### Task requirements
Write out the data again exactly, skipping every picture.

:: Extracted information ::

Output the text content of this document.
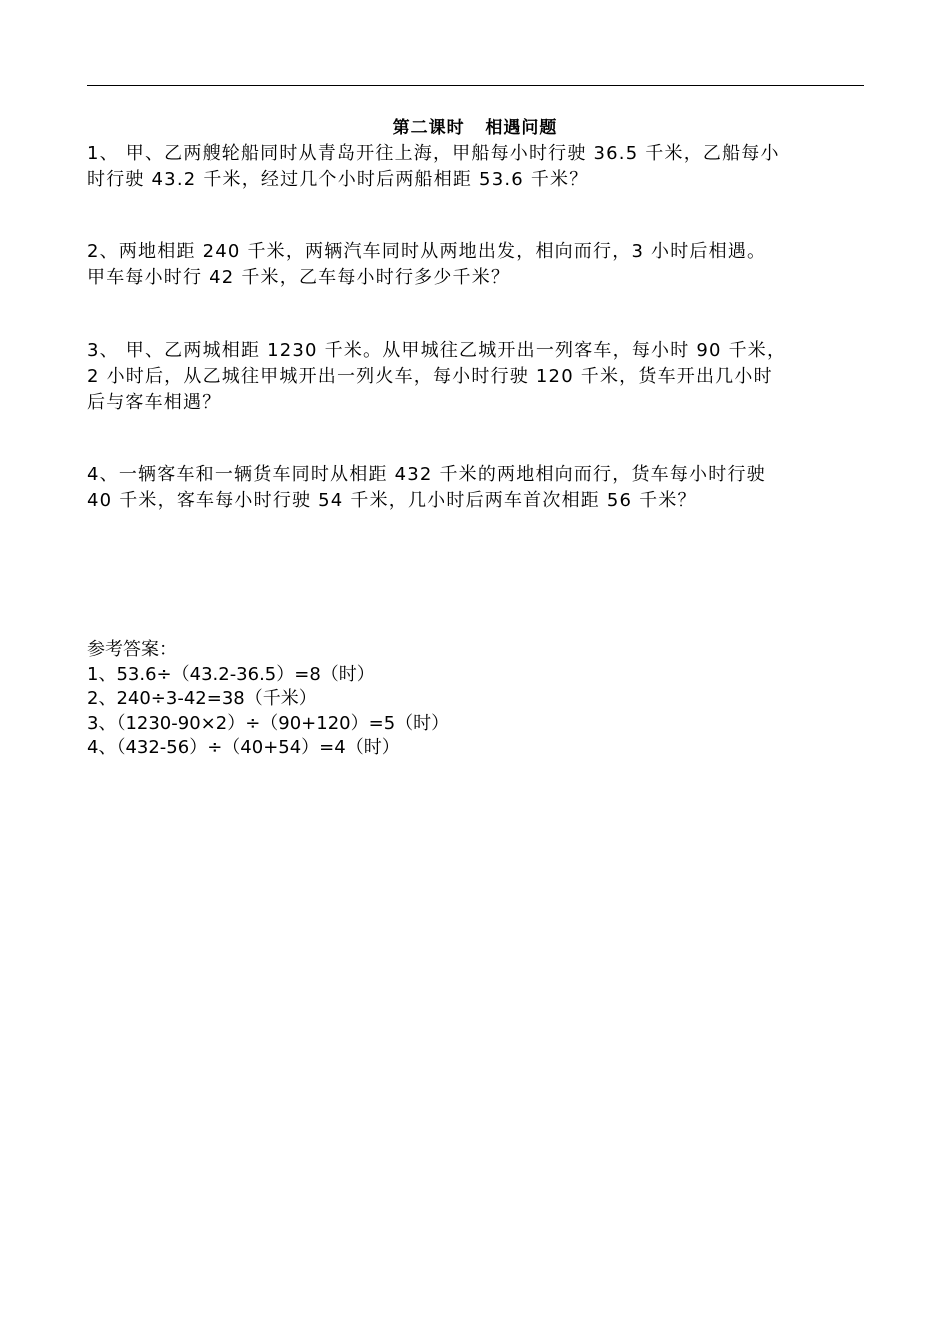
第二课时   相遇问题
1、 甲、乙两艘轮船同时从青岛开往上海，甲船每小时行驶 36.5 千米，乙船每小
时行驶 43.2 千米，经过几个小时后两船相距 53.6 千米？
2、两地相距 240 千米，两辆汽车同时从两地出发，相向而行，3 小时后相遇。
甲车每小时行 42 千米，乙车每小时行多少千米？
3、 甲、乙两城相距 1230 千米。从甲城往乙城开出一列客车，每小时 90 千米，
2 小时后，从乙城往甲城开出一列火车，每小时行驶 120 千米，货车开出几小时
后与客车相遇？
4、一辆客车和一辆货车同时从相距 432 千米的两地相向而行，货车每小时行驶
40 千米，客车每小时行驶 54 千米，几小时后两车首次相距 56 千米？
参考答案：
1、53.6÷（43.2-36.5）=8（时）
2、240÷3-42=38（千米）
3、（1230-90×2）÷（90+120）=5（时）
4、（432-56）÷（40+54）=4（时）
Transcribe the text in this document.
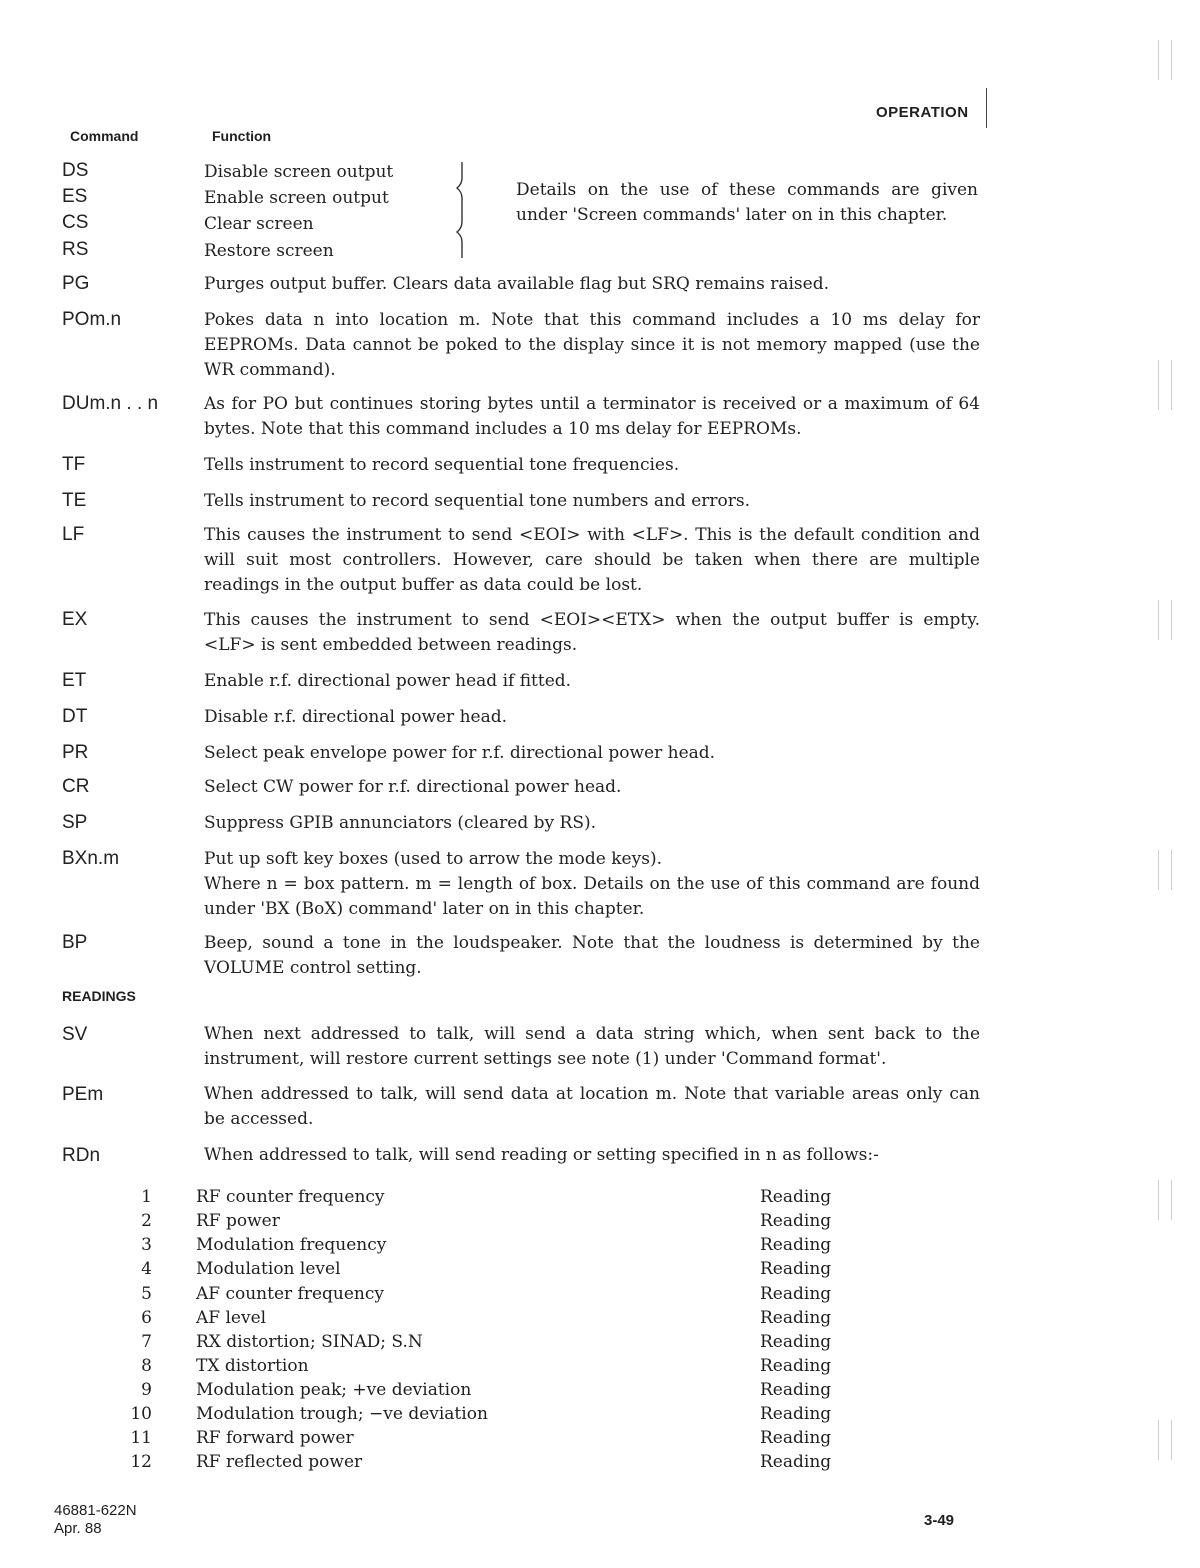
OPERATION
Command	Function
DS	Disable screen output
ES	Enable screen output
CS	Clear screen
RS	Restore screen
Details on the use of these commands are given under 'Screen commands' later on in this chapter.
PG	Purges output buffer. Clears data available flag but SRQ remains raised.
POm.n	Pokes data n into location m. Note that this command includes a 10 ms delay for EEPROMs. Data cannot be poked to the display since it is not memory mapped (use the WR command).
DUm.n . . n	As for PO but continues storing bytes until a terminator is received or a maximum of 64 bytes. Note that this command includes a 10 ms delay for EEPROMs.
TF	Tells instrument to record sequential tone frequencies.
TE	Tells instrument to record sequential tone numbers and errors.
LF	This causes the instrument to send <EOI> with <LF>. This is the default condition and will suit most controllers. However, care should be taken when there are multiple readings in the output buffer as data could be lost.
EX	This causes the instrument to send <EOI><ETX> when the output buffer is empty. <LF> is sent embedded between readings.
ET	Enable r.f. directional power head if fitted.
DT	Disable r.f. directional power head.
PR	Select peak envelope power for r.f. directional power head.
CR	Select CW power for r.f. directional power head.
SP	Suppress GPIB annunciators (cleared by RS).
BXn.m	Put up soft key boxes (used to arrow the mode keys).
Where n = box pattern. m = length of box. Details on the use of this command are found under 'BX (BoX) command' later on in this chapter.
BP	Beep, sound a tone in the loudspeaker. Note that the loudness is determined by the VOLUME control setting.
READINGS
SV	When next addressed to talk, will send a data string which, when sent back to the instrument, will restore current settings see note (1) under 'Command format'.
PEm	When addressed to talk, will send data at location m. Note that variable areas only can be accessed.
RDn	When addressed to talk, will send reading or setting specified in n as follows:-
1	RF counter frequency	Reading
2	RF power	Reading
3	Modulation frequency	Reading
4	Modulation level	Reading
5	AF counter frequency	Reading
6	AF level	Reading
7	RX distortion; SINAD; S.N	Reading
8	TX distortion	Reading
9	Modulation peak; +ve deviation	Reading
10	Modulation trough; −ve deviation	Reading
11	RF forward power	Reading
12	RF reflected power	Reading
46881-622N
Apr. 88	3-49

:::

### Exercise result
Output the text content of this document.
第二课时   相遇问题
1、 甲、乙两艘轮船同时从青岛开往上海，甲船每小时行驶 36.5 千米，乙船每小
时行驶 43.2 千米，经过几个小时后两船相距 53.6 千米？
2、两地相距 240 千米，两辆汽车同时从两地出发，相向而行，3 小时后相遇。
甲车每小时行 42 千米，乙车每小时行多少千米？
3、 甲、乙两城相距 1230 千米。从甲城往乙城开出一列客车，每小时 90 千米，
2 小时后，从乙城往甲城开出一列火车，每小时行驶 120 千米，货车开出几小时
后与客车相遇？
4、一辆客车和一辆货车同时从相距 432 千米的两地相向而行，货车每小时行驶
40 千米，客车每小时行驶 54 千米，几小时后两车首次相距 56 千米？
参考答案：
1、53.6÷（43.2-36.5）=8（时）
2、240÷3-42=38（千米）
3、（1230-90×2）÷（90+120）=5（时）
4、（432-56）÷（40+54）=4（时）
Transcribe the text in this document.
OPERATION
Command	Function
DS	Disable screen output
ES	Enable screen output
CS	Clear screen
RS	Restore screen
Details on the use of these commands are given under 'Screen commands' later on in this chapter.
PG	Purges output buffer. Clears data available flag but SRQ remains raised.
POm.n	Pokes data n into location m. Note that this command includes a 10 ms delay for EEPROMs. Data cannot be poked to the display since it is not memory mapped (use the WR command).
DUm.n . . n	As for PO but continues storing bytes until a terminator is received or a maximum of 64 bytes. Note that this command includes a 10 ms delay for EEPROMs.
TF	Tells instrument to record sequential tone frequencies.
TE	Tells instrument to record sequential tone numbers and errors.
LF	This causes the instrument to send <EOI> with <LF>. This is the default condition and will suit most controllers. However, care should be taken when there are multiple readings in the output buffer as data could be lost.
EX	This causes the instrument to send <EOI><ETX> when the output buffer is empty. <LF> is sent embedded between readings.
ET	Enable r.f. directional power head if fitted.
DT	Disable r.f. directional power head.
PR	Select peak envelope power for r.f. directional power head.
CR	Select CW power for r.f. directional power head.
SP	Suppress GPIB annunciators (cleared by RS).
BXn.m	Put up soft key boxes (used to arrow the mode keys).
Where n = box pattern. m = length of box. Details on the use of this command are found under 'BX (BoX) command' later on in this chapter.
BP	Beep, sound a tone in the loudspeaker. Note that the loudness is determined by the VOLUME control setting.
READINGS
SV	When next addressed to talk, will send a data string which, when sent back to the instrument, will restore current settings see note (1) under 'Command format'.
PEm	When addressed to talk, will send data at location m. Note that variable areas only can be accessed.
RDn	When addressed to talk, will send reading or setting specified in n as follows:-
1	RF counter frequency	Reading
2	RF power	Reading
3	Modulation frequency	Reading
4	Modulation level	Reading
5	AF counter frequency	Reading
6	AF level	Reading
7	RX distortion; SINAD; S.N	Reading
8	TX distortion	Reading
9	Modulation peak; +ve deviation	Reading
10	Modulation trough; −ve deviation	Reading
11	RF forward power	Reading
12	RF reflected power	Reading
46881-622N
Apr. 88	3-49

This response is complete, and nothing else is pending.